__Listed entries__:
## begin

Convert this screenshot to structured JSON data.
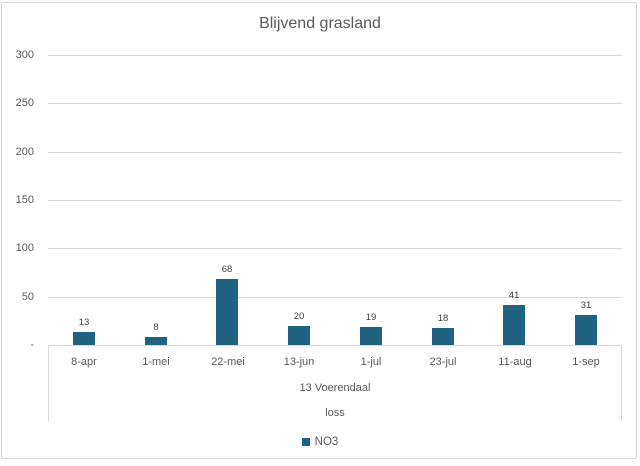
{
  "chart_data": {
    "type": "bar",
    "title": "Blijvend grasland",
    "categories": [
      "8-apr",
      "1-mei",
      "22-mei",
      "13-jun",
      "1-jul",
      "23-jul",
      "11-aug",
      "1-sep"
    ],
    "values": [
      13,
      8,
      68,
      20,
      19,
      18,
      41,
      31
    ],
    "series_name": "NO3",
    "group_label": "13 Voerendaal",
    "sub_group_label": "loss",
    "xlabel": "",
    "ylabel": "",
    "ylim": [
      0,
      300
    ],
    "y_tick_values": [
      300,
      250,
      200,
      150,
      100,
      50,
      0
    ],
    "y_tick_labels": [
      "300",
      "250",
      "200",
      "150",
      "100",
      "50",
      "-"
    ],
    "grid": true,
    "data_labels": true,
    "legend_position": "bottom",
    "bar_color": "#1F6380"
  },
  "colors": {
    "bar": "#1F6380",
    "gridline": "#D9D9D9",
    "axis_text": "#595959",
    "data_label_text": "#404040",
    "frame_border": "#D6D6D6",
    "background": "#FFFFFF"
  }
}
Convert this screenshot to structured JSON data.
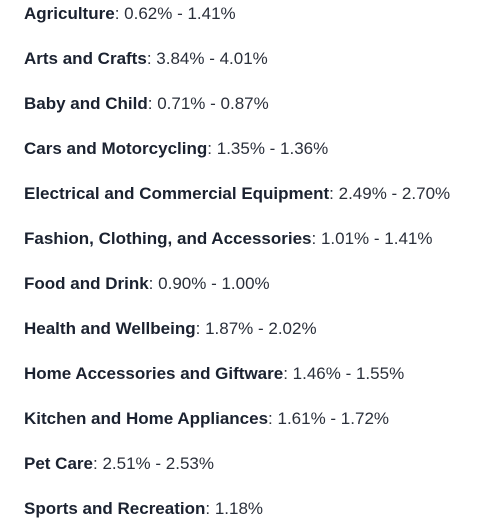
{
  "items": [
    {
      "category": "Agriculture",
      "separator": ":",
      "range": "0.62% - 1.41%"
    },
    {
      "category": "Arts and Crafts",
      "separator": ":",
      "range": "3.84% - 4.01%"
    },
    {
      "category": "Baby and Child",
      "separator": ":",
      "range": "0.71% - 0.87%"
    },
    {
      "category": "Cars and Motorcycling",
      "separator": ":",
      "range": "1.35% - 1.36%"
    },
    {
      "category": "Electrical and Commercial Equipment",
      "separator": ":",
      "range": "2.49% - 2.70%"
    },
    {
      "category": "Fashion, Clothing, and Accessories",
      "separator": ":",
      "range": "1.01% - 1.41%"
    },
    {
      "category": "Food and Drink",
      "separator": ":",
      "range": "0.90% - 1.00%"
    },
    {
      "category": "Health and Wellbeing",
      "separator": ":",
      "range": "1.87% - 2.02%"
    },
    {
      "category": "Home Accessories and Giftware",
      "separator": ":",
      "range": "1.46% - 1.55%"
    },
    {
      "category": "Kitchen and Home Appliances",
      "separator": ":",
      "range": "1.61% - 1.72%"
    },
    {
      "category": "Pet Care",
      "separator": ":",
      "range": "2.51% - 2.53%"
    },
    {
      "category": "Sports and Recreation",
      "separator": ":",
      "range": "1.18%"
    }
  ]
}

## end
## begin

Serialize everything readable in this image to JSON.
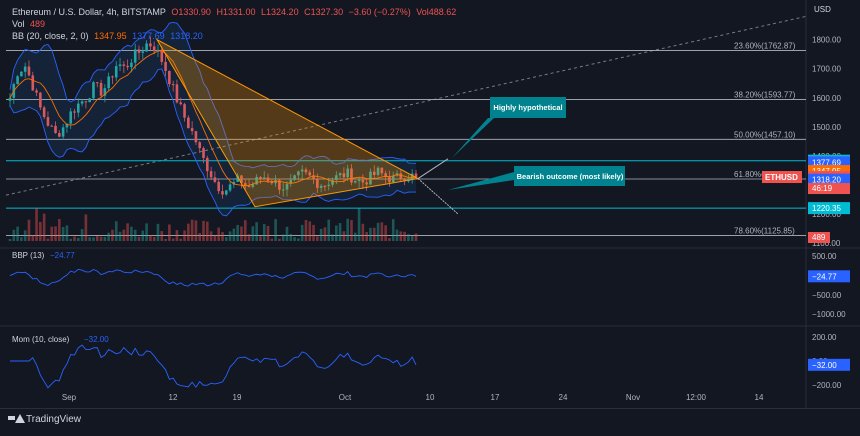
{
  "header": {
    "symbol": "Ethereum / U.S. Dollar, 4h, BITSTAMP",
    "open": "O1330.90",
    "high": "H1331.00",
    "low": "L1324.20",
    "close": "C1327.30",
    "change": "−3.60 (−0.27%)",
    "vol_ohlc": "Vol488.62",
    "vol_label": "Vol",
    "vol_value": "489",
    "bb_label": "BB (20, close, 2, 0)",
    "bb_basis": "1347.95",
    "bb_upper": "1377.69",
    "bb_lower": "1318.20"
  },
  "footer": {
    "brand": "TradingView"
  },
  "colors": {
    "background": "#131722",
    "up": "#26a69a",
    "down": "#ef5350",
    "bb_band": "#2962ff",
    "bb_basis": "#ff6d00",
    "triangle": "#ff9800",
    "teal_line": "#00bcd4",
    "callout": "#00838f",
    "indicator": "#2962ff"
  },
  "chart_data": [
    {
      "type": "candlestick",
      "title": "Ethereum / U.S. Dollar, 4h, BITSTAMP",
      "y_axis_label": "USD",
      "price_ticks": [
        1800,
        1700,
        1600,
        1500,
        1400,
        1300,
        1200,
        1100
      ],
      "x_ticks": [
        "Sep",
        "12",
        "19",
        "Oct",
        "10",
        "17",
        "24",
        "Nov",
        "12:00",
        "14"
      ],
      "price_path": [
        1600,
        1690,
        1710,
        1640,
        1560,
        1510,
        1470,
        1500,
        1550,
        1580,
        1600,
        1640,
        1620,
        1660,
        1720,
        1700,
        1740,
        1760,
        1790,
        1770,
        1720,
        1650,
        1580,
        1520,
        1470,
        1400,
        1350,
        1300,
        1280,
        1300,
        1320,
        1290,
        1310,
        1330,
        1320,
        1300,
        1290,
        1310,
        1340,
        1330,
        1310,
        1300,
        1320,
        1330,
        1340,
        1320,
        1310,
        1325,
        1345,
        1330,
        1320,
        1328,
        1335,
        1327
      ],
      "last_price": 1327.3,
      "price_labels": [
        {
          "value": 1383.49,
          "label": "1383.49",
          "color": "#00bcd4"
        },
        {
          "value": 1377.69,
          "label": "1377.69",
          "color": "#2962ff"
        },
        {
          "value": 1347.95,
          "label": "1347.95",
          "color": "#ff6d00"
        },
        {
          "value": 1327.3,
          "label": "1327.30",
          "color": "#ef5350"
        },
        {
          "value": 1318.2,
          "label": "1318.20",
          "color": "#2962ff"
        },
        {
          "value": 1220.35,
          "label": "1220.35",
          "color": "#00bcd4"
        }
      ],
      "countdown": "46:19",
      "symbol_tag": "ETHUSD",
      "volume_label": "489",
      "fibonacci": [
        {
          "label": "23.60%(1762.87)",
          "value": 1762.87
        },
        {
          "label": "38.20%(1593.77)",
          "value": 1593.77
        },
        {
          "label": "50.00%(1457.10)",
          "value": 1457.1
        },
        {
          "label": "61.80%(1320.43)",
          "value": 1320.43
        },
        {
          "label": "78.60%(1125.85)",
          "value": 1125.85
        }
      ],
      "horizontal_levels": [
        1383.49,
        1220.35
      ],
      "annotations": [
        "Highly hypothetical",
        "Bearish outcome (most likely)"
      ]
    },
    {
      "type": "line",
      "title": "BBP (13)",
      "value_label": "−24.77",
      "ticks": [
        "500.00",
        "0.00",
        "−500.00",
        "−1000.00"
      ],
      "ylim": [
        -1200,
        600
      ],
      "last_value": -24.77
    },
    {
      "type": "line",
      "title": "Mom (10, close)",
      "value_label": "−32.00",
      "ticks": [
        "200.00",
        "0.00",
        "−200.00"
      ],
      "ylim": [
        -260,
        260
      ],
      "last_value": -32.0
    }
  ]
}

## end
## begin

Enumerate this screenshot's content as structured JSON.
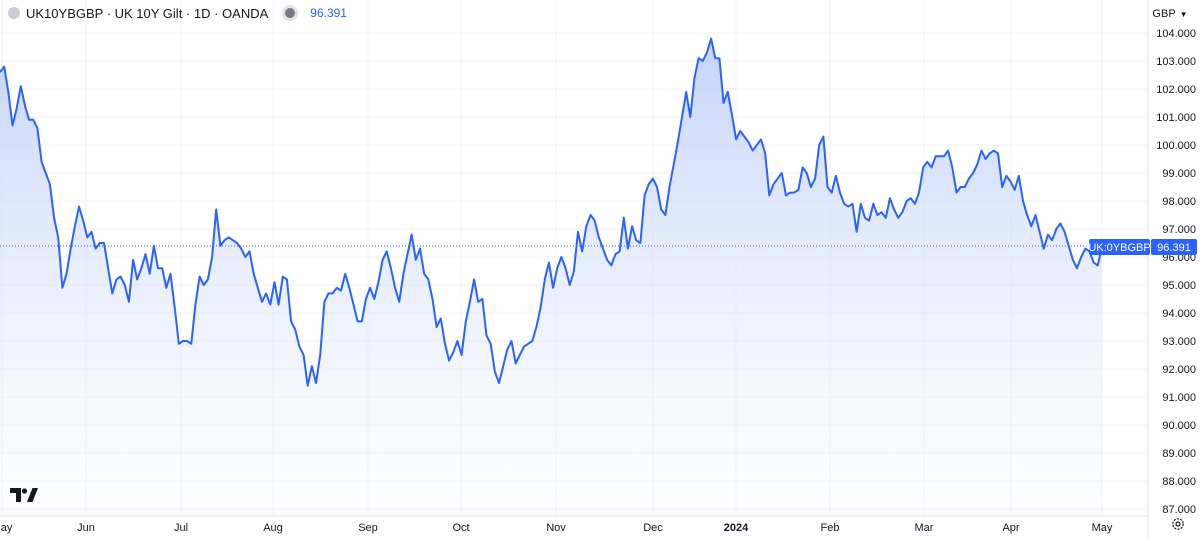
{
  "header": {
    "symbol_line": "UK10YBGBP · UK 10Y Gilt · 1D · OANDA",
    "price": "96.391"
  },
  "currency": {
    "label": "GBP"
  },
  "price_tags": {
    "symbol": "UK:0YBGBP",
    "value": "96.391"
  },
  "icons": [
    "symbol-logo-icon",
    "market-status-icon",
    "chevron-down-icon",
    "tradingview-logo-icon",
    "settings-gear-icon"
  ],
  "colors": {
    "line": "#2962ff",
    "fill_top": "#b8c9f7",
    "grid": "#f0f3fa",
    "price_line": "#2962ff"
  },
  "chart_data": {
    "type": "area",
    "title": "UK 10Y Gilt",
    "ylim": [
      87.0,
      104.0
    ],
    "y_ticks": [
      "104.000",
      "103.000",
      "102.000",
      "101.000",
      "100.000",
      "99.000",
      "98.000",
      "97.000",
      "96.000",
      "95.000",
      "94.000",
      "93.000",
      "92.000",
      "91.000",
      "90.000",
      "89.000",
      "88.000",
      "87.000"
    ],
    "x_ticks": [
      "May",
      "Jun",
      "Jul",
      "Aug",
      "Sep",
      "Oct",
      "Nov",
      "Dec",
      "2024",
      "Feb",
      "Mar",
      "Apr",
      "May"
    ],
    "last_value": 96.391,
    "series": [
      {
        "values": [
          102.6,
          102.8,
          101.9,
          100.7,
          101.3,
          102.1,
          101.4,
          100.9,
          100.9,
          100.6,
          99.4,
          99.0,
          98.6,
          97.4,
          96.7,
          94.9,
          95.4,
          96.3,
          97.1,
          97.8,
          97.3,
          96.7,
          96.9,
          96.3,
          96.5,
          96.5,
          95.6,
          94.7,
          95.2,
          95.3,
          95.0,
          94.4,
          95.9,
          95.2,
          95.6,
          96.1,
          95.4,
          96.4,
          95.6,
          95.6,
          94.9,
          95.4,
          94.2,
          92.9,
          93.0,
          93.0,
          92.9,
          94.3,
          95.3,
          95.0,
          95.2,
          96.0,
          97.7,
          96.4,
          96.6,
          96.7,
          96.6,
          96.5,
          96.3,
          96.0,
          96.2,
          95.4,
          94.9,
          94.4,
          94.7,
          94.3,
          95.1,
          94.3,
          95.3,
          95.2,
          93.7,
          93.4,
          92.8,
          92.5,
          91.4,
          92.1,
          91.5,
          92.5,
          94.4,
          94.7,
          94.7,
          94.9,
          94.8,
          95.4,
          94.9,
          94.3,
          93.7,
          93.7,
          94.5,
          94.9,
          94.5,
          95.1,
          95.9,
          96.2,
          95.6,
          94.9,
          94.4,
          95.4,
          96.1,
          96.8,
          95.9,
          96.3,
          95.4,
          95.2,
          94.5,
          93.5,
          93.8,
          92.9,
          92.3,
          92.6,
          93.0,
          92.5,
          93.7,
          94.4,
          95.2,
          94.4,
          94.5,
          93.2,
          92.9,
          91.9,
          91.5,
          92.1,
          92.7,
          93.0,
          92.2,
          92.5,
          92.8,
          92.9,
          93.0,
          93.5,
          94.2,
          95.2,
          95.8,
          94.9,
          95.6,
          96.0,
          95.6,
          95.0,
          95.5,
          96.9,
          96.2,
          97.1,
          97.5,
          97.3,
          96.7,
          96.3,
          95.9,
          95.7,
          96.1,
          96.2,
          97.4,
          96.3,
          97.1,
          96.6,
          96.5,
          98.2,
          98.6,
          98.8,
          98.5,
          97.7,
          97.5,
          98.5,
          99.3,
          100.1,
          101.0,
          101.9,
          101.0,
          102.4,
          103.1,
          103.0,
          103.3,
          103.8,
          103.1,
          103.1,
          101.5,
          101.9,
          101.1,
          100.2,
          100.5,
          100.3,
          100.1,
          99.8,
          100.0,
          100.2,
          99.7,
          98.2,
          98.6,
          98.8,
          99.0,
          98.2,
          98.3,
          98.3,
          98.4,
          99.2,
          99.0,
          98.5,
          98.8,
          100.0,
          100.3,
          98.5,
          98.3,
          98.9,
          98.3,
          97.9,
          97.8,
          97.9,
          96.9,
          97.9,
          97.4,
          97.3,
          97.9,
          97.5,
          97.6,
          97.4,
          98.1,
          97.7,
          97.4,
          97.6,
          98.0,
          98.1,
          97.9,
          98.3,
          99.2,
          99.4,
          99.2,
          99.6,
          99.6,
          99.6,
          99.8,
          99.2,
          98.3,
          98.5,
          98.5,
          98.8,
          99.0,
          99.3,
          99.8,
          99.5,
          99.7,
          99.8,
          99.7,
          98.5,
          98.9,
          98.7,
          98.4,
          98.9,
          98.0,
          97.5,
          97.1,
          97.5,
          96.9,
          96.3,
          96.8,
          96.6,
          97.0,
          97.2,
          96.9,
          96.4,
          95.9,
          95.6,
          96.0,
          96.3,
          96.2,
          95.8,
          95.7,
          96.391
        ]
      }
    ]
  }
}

## end

__Short problem__: Pick out lines containing the word "logo", each one as written.

__Reply__:
    "symbol-logo-icon",
    "tradingview-logo-icon",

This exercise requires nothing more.